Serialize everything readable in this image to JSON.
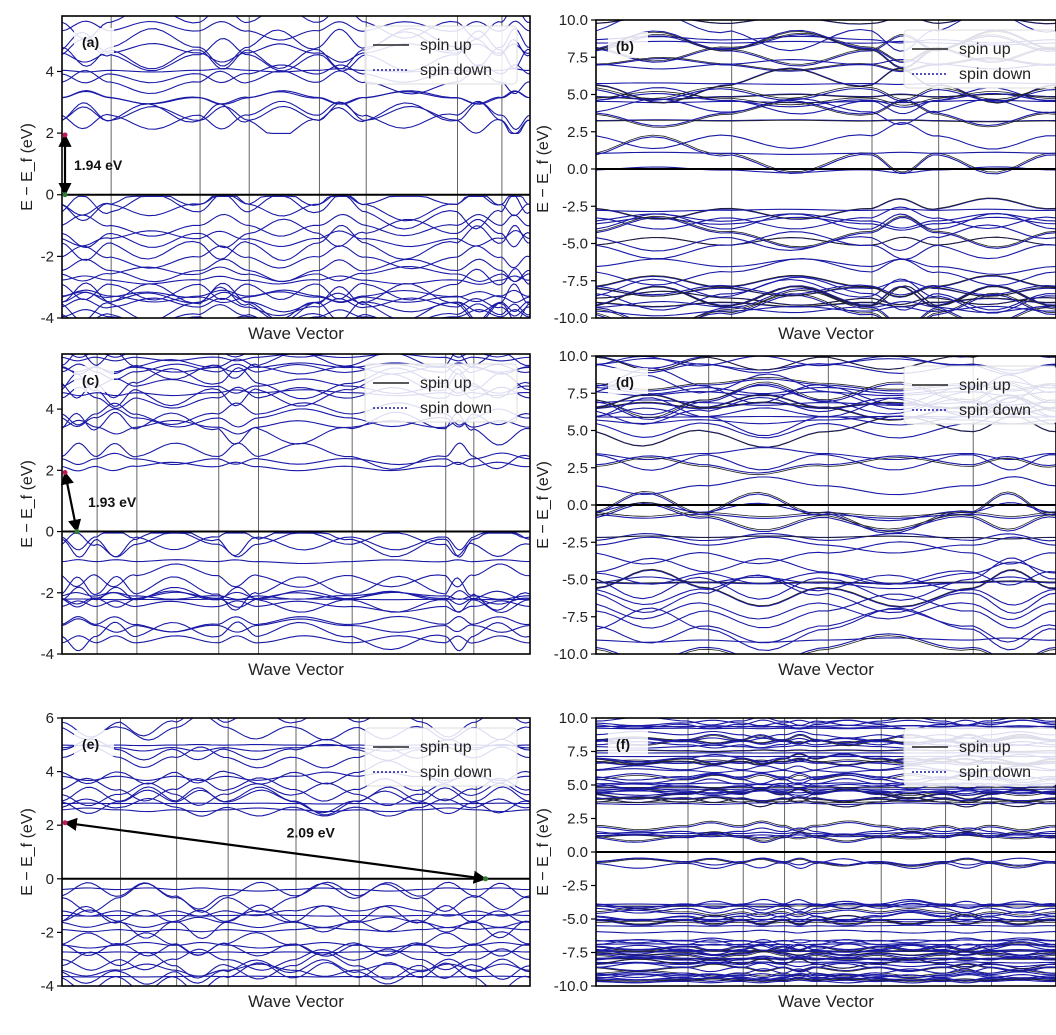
{
  "figure": {
    "background": "#ffffff",
    "band_color": "#1a1aa6",
    "up_color": "#222222"
  },
  "chart_data": [
    {
      "id": "a",
      "type": "line",
      "panel_label": "(a)",
      "xlabel": "Wave Vector",
      "ylabel": "E − E_f (eV)",
      "ylim": [
        -4,
        5.8
      ],
      "yticks": [
        "-4",
        "-2",
        "0",
        "2",
        "4"
      ],
      "ytick_values": [
        -4,
        -2,
        0,
        2,
        4
      ],
      "legend": [
        "spin up",
        "spin down"
      ],
      "legend_position": "top-right",
      "kpaths": [
        0.105,
        0.295,
        0.4,
        0.55,
        0.65,
        0.845,
        0.94
      ],
      "cbm": 1.94,
      "vbm": 0.0,
      "band_gap": 1.94,
      "gap_label": "1.94 eV",
      "gap_type": "direct",
      "seed": 11
    },
    {
      "id": "b",
      "type": "line",
      "panel_label": "(b)",
      "xlabel": "Wave Vector",
      "ylabel": "E − E_f (eV)",
      "ylim": [
        -10,
        10
      ],
      "yticks": [
        "-10.0",
        "-7.5",
        "-5.0",
        "-2.5",
        "0.0",
        "2.5",
        "5.0",
        "7.5",
        "10.0"
      ],
      "ytick_values": [
        -10,
        -7.5,
        -5,
        -2.5,
        0,
        2.5,
        5,
        7.5,
        10
      ],
      "legend": [
        "spin up",
        "spin down"
      ],
      "legend_position": "top-right",
      "kpaths": [
        0.295,
        0.6,
        0.745
      ],
      "metallic": true,
      "seed": 23
    },
    {
      "id": "c",
      "type": "line",
      "panel_label": "(c)",
      "xlabel": "Wave Vector",
      "ylabel": "E − E_f (eV)",
      "ylim": [
        -4,
        5.8
      ],
      "yticks": [
        "-4",
        "-2",
        "0",
        "2",
        "4"
      ],
      "ytick_values": [
        -4,
        -2,
        0,
        2,
        4
      ],
      "legend": [
        "spin up",
        "spin down"
      ],
      "legend_position": "top-right",
      "kpaths": [
        0.075,
        0.16,
        0.335,
        0.42,
        0.62,
        0.82,
        0.88
      ],
      "cbm": 1.93,
      "vbm": 0.0,
      "band_gap": 1.93,
      "gap_label": "1.93 eV",
      "gap_type": "indirect",
      "seed": 37
    },
    {
      "id": "d",
      "type": "line",
      "panel_label": "(d)",
      "xlabel": "Wave Vector",
      "ylabel": "E − E_f (eV)",
      "ylim": [
        -10,
        10
      ],
      "yticks": [
        "-10.0",
        "-7.5",
        "-5.0",
        "-2.5",
        "0.0",
        "2.5",
        "5.0",
        "7.5",
        "10.0"
      ],
      "ytick_values": [
        -10,
        -7.5,
        -5,
        -2.5,
        0,
        2.5,
        5,
        7.5,
        10
      ],
      "legend": [
        "spin up",
        "spin down"
      ],
      "legend_position": "top-right",
      "kpaths": [
        0.245,
        0.505,
        0.82
      ],
      "metallic": true,
      "seed": 41
    },
    {
      "id": "e",
      "type": "line",
      "panel_label": "(e)",
      "xlabel": "Wave Vector",
      "ylabel": "E − E_f (eV)",
      "ylim": [
        -4,
        6
      ],
      "yticks": [
        "-4",
        "-2",
        "0",
        "2",
        "4",
        "6"
      ],
      "ytick_values": [
        -4,
        -2,
        0,
        2,
        4,
        6
      ],
      "legend": [
        "spin up",
        "spin down"
      ],
      "legend_position": "top-right",
      "kpaths": [
        0.125,
        0.245,
        0.355,
        0.5,
        0.635,
        0.77,
        0.885
      ],
      "cbm": 2.09,
      "vbm": 0.0,
      "band_gap": 2.09,
      "gap_label": "2.09 eV",
      "gap_type": "indirect",
      "seed": 53
    },
    {
      "id": "f",
      "type": "line",
      "panel_label": "(f)",
      "xlabel": "Wave Vector",
      "ylabel": "E − E_f (eV)",
      "ylim": [
        -10,
        10
      ],
      "yticks": [
        "-10.0",
        "-7.5",
        "-5.0",
        "-2.5",
        "0.0",
        "2.5",
        "5.0",
        "7.5",
        "10.0"
      ],
      "ytick_values": [
        -10,
        -7.5,
        -5,
        -2.5,
        0,
        2.5,
        5,
        7.5,
        10
      ],
      "legend": [
        "spin up",
        "spin down"
      ],
      "legend_position": "top-right",
      "kpaths": [
        0.2,
        0.32,
        0.41,
        0.48,
        0.62,
        0.76,
        0.86
      ],
      "metallic": true,
      "dense": true,
      "seed": 67
    }
  ]
}
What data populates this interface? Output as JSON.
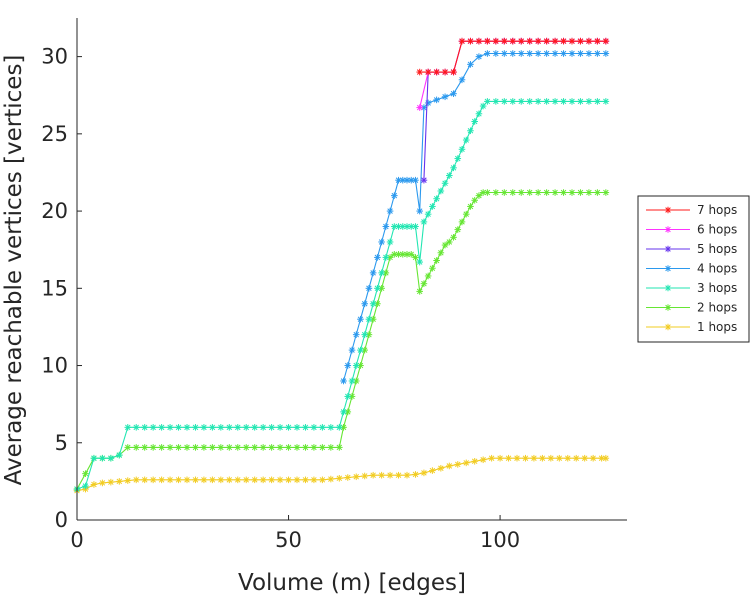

━━━━━━━━━━

Report the number of lines above containing the word "JSON", with no other text.

2